>> START STORED ROWS

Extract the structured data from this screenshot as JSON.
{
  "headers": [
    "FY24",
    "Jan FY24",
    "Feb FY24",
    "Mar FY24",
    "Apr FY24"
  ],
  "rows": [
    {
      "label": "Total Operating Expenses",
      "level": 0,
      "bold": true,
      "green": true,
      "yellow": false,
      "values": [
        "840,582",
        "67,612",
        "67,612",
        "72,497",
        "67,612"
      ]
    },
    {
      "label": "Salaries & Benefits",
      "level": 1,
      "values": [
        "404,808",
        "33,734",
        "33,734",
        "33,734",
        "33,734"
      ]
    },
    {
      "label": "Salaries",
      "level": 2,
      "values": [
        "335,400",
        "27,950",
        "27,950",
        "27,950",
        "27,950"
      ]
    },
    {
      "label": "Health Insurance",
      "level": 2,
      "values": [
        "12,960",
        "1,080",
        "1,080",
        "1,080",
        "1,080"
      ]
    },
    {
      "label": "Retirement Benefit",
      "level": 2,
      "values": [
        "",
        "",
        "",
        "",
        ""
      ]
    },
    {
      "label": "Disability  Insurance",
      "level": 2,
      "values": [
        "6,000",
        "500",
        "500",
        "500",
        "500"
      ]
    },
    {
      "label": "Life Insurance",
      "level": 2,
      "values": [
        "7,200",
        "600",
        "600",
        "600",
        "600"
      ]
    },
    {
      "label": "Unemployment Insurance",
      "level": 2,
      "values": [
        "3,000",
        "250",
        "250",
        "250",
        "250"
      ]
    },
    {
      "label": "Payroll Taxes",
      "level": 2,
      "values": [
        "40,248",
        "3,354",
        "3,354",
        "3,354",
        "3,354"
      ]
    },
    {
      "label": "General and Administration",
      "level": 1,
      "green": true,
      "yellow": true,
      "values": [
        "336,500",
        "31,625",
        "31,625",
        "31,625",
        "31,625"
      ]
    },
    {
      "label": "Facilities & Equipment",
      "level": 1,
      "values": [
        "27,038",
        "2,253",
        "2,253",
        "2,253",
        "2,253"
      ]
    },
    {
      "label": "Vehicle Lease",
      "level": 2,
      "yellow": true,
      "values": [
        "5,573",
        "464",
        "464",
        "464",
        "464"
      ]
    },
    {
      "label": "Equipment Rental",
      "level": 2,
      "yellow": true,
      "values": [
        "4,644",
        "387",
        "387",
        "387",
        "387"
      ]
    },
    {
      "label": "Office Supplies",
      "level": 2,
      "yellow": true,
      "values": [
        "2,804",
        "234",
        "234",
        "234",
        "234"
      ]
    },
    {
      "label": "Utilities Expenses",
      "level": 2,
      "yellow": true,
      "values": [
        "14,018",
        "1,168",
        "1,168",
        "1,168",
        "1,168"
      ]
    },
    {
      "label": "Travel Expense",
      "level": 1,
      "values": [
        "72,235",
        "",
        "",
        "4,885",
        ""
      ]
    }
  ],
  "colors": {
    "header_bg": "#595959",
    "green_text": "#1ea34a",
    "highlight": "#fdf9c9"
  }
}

>> END STORED ROWS

*STATED EXERCISE*
Select, from the listing, all lines that include the word "Salaries".

*CORRECT RESULT*
      "label": "Salaries & Benefits",
      "label": "Salaries",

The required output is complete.